[Exercise task]
Make an exact copy of the records, with the pictures left out.

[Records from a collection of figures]

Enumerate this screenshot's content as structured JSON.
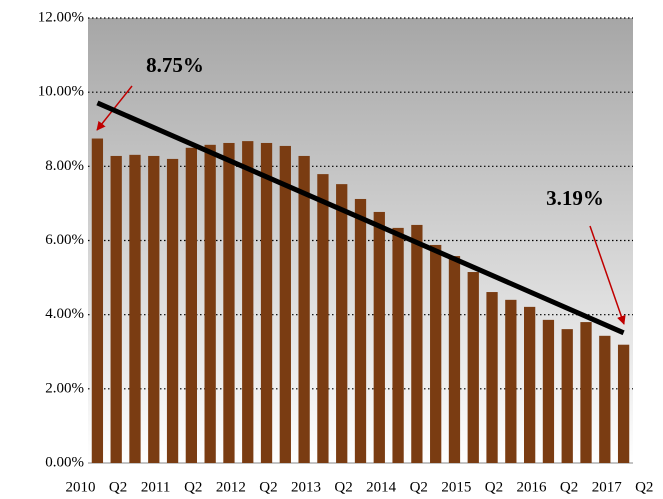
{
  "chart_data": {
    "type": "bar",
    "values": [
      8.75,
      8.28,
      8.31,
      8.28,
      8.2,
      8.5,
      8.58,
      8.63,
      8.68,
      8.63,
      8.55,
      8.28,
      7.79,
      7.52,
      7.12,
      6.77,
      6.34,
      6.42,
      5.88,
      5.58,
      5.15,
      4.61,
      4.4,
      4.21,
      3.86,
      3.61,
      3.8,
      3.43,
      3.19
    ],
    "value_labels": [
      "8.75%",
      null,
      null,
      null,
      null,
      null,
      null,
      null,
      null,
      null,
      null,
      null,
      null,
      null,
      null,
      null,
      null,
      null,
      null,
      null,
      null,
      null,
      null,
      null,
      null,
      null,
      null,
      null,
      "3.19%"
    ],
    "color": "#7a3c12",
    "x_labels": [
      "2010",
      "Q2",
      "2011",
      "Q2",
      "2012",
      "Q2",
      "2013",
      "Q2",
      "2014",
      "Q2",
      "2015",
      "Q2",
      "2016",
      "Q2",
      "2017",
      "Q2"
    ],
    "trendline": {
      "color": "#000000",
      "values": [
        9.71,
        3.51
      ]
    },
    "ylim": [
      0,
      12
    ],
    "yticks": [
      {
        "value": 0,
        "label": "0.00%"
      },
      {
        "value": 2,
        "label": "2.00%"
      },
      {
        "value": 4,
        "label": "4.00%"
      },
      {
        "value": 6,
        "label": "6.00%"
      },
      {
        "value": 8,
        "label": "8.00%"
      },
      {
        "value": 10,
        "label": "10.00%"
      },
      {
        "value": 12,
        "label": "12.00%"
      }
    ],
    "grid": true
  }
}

[Exercise result]
Enumerate this screenshot's content as structured JSON.
{
  "chart_data": {
    "type": "bar",
    "values": [
      8.75,
      8.28,
      8.31,
      8.28,
      8.2,
      8.5,
      8.58,
      8.63,
      8.68,
      8.63,
      8.55,
      8.28,
      7.79,
      7.52,
      7.12,
      6.77,
      6.34,
      6.42,
      5.88,
      5.58,
      5.15,
      4.61,
      4.4,
      4.21,
      3.86,
      3.61,
      3.8,
      3.43,
      3.19
    ],
    "value_labels": [
      "8.75%",
      null,
      null,
      null,
      null,
      null,
      null,
      null,
      null,
      null,
      null,
      null,
      null,
      null,
      null,
      null,
      null,
      null,
      null,
      null,
      null,
      null,
      null,
      null,
      null,
      null,
      null,
      null,
      "3.19%"
    ],
    "color": "#7a3c12",
    "x_labels": [
      "2010",
      "Q2",
      "2011",
      "Q2",
      "2012",
      "Q2",
      "2013",
      "Q2",
      "2014",
      "Q2",
      "2015",
      "Q2",
      "2016",
      "Q2",
      "2017",
      "Q2"
    ],
    "trendline": {
      "color": "#000000",
      "values": [
        9.71,
        3.51
      ]
    },
    "ylim": [
      0,
      12
    ],
    "yticks": [
      {
        "value": 0,
        "label": "0.00%"
      },
      {
        "value": 2,
        "label": "2.00%"
      },
      {
        "value": 4,
        "label": "4.00%"
      },
      {
        "value": 6,
        "label": "6.00%"
      },
      {
        "value": 8,
        "label": "8.00%"
      },
      {
        "value": 10,
        "label": "10.00%"
      },
      {
        "value": 12,
        "label": "12.00%"
      }
    ],
    "grid": true
  }
}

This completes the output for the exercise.